Texto de referencia:
El gobierno de Israel reafirmó que continuará con su ofensiva militar contra Irán en el marco de la creciente tensión en Medio Oriente. El primer ministro, Benjamín Netanyahu, aseguró que las operaciones no han finalizado y que forman parte de una estrategia para debilitar al régimen iraní.
Las declaraciones se produjeron en un contexto de profundos cambios en la estructura de poder de Irán, luego de la muerte del líder supremo Alí Jamenei. Tras ese hecho, fue designado como nuevo líder religioso y político su hijo, Mojtaba Jamenei.
Un conflicto que sigue escalando en Medio Oriente
Netanyahu sostuvo que las acciones militares buscan afectar la capacidad política y militar del régimen iraní. Además, planteó que el futuro del país asiático dependerá de su propia sociedad.
Durante su mensaje, el primer ministro indicó que Israel mantendrá la presión militar mientras considere que existen amenazas para su seguridad.
“Aún no terminamos. Nuestra aspiración es que el pueblo iraní se libere del yugo de la tiranía; en última instancia depende de ellos. Pero no hay duda de que, con las medidas tomadas hasta ahora, les estamos rompiendo los huesos y aún no hemos terminado”, afirmó.
El objetivo estratégico de Israel
Desde el inicio de la ofensiva, las autoridades israelíes señalaron que uno de los principales objetivos es debilitar al régimen de los ayatolás y limitar las capacidades militares de Irán.
En ese marco, Israel sostiene que las operaciones también apuntan a reducir el desarrollo de misiles balísticos y frenar el programa nuclear iraní. La campaña militar se desarrolla con el respaldo de Estados Unidos.
La primera oleada de bombardeos marcó el inicio de una escalada que elevó la preocupación internacional por una posible expansión del conflicto en la región.
Balance de víctimas y preocupación internacional
El vocero del Ejército israelí, Effie Defrin, informó que los ataques realizados junto a fuerzas estadounidenses provocaron la muerte de alrededor de 1.900 soldados y comandantes vinculados al régimen iraní.
No obstante, organizaciones independientes alertan sobre el impacto en la población civil. La ONG Human Rights Activists in Iran, con sede en Estados Unidos, estima que más de 1.100 civiles murieron desde el 28 de febrero, cuando comenzó la actual escalada militar entre ambos países.
Mientras continúan los enfrentamientos, la comunidad internacional sigue de cerca el desarrollo del conflicto, ante el riesgo de que la crisis se extienda a otros países de Medio Oriente.
“Aún no terminamos. Nuestra aspiración es que el pueblo iraní se libere del yugo de la tiranía; en última instancia depende de ellos. Pero no hay duda de que, con las medidas tomadas hasta ahora, les estamos rompiendo los huesos y aún no hemos terminado”, afirmó el primer ministro de Israel, Benjamín Netanyahu.

Entradas de datos:
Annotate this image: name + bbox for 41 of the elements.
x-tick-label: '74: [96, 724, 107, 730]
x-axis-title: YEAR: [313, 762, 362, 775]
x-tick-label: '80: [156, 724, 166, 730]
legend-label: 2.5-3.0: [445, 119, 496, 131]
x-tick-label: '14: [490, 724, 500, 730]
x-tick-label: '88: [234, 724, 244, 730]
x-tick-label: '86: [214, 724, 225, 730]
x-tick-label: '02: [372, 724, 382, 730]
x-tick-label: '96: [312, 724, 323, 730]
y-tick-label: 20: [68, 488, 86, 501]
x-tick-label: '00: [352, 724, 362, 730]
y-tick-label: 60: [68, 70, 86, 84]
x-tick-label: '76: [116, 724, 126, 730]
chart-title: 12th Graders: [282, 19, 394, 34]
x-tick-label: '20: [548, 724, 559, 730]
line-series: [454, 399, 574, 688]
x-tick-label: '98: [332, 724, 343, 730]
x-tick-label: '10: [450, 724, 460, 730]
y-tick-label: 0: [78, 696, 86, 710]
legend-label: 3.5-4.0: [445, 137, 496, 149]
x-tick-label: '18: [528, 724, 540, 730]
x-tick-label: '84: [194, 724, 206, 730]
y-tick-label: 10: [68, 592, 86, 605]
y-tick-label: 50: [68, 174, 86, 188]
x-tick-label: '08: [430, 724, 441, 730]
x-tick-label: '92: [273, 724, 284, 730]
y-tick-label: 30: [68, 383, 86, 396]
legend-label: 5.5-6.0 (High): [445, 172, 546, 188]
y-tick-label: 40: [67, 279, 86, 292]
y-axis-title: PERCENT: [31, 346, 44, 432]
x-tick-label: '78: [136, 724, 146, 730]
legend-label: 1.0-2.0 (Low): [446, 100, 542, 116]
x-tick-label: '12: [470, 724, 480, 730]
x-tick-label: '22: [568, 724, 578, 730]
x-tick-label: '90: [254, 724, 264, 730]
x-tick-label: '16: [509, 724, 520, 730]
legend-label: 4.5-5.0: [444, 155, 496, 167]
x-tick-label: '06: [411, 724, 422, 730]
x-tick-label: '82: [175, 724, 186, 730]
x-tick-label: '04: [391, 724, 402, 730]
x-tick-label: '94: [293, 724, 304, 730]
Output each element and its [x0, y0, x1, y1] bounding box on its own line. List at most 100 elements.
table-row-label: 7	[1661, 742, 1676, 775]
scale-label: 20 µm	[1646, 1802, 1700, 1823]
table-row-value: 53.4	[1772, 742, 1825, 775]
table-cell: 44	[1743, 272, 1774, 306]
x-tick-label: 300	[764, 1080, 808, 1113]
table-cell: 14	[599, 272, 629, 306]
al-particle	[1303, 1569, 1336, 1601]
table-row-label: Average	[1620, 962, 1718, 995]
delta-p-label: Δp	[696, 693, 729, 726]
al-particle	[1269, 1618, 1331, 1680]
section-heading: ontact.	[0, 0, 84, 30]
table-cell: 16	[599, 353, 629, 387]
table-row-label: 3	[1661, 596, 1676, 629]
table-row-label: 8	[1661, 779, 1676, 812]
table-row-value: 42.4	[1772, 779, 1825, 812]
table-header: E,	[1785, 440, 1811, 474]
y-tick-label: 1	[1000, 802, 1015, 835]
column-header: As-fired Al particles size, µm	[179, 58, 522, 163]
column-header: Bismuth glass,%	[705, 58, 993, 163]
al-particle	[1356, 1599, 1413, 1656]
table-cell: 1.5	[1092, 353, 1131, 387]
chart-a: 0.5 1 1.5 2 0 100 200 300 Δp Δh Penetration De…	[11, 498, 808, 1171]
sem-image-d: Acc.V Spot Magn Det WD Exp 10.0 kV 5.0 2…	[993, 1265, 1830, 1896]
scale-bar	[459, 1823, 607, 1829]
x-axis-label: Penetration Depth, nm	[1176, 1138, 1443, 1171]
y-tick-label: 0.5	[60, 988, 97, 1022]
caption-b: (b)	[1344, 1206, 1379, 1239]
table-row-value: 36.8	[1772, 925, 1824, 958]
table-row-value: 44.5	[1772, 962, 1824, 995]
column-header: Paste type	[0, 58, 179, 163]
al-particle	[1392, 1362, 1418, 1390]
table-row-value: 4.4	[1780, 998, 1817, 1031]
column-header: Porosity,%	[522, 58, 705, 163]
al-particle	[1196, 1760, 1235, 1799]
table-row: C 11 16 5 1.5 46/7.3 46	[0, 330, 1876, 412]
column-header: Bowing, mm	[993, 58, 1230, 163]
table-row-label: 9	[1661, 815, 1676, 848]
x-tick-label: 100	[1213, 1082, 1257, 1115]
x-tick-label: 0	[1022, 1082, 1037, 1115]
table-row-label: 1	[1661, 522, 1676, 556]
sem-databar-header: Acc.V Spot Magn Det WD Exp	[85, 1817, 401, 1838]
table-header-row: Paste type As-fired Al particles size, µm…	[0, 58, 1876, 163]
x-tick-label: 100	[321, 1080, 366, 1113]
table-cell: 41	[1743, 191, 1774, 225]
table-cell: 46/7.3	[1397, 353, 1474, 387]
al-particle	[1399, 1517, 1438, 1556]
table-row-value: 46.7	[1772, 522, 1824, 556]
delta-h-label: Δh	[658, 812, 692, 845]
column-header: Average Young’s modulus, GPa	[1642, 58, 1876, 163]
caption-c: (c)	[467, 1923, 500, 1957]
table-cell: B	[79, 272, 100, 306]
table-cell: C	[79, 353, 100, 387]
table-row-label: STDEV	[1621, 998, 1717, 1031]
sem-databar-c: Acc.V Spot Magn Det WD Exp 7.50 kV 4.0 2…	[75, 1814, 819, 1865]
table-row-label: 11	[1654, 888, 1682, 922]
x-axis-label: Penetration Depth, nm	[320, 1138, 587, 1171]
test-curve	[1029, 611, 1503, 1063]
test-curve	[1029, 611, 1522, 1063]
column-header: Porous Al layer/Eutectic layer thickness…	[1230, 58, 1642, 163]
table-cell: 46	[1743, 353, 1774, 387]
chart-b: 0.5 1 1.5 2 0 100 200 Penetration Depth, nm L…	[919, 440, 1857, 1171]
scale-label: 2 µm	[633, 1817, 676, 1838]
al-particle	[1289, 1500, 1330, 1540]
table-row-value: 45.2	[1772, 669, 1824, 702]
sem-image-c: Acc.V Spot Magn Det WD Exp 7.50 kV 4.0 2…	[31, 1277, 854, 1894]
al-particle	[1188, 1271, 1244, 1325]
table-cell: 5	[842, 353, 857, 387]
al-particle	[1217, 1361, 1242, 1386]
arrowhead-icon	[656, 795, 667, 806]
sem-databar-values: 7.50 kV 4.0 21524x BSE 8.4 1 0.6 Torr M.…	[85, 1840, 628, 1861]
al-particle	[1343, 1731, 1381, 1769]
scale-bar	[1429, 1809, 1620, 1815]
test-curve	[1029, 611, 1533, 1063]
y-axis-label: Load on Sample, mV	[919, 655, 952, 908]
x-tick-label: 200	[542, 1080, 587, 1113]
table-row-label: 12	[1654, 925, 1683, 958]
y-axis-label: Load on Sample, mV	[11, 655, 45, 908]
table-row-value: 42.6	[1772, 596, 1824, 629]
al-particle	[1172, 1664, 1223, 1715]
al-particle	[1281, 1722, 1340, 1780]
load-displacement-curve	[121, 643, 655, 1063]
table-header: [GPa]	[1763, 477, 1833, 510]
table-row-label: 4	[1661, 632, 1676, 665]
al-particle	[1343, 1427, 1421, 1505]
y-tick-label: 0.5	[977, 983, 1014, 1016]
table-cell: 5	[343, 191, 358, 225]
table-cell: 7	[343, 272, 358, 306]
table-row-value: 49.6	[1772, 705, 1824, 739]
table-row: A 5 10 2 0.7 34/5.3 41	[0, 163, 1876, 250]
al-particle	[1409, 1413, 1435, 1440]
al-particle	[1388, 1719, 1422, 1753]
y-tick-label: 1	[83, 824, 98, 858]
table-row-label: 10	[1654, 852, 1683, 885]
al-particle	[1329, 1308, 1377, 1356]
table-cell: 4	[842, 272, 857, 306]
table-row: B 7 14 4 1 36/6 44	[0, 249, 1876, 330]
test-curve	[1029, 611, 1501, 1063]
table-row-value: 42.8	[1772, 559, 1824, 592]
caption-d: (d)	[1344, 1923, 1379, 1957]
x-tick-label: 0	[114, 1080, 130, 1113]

Tareas del ejercicio:
(1) Enumera todas las personas que el artículo sobre la ofensiva de Israel contra Irán menciona por su nombre.
(2) Copia el pasaje del artículo que va desde "El objetivo estratégico" hasta "vinculados al régimen iraní.", ambos incluidos.
Los datos no intervienen en nada de esto.

Respuestas a tareas:
(1) Benjamín Netanyahu, Alí Jamenei, Mojtaba Jamenei y Effie Defrin.

(2)
El objetivo estratégico de Israel
Desde el inicio de la ofensiva, las autoridades israelíes señalaron que uno de los principales objetivos es debilitar al régimen de los ayatolás y limitar las capacidades militares de Irán.
En ese marco, Israel sostiene que las operaciones también apuntan a reducir el desarrollo de misiles balísticos y frenar el programa nuclear iraní. La campaña militar se desarrolla con el respaldo de Estados Unidos.
La primera oleada de bombardeos marcó el inicio de una escalada que elevó la preocupación internacional por una posible expansión del conflicto en la región.
Balance de víctimas y preocupación internacional
El vocero del Ejército israelí, Effie Defrin, informó que los ataques realizados junto a fuerzas estadounidenses provocaron la muerte de alrededor de 1.900 soldados y comandantes vinculados al régimen iraní.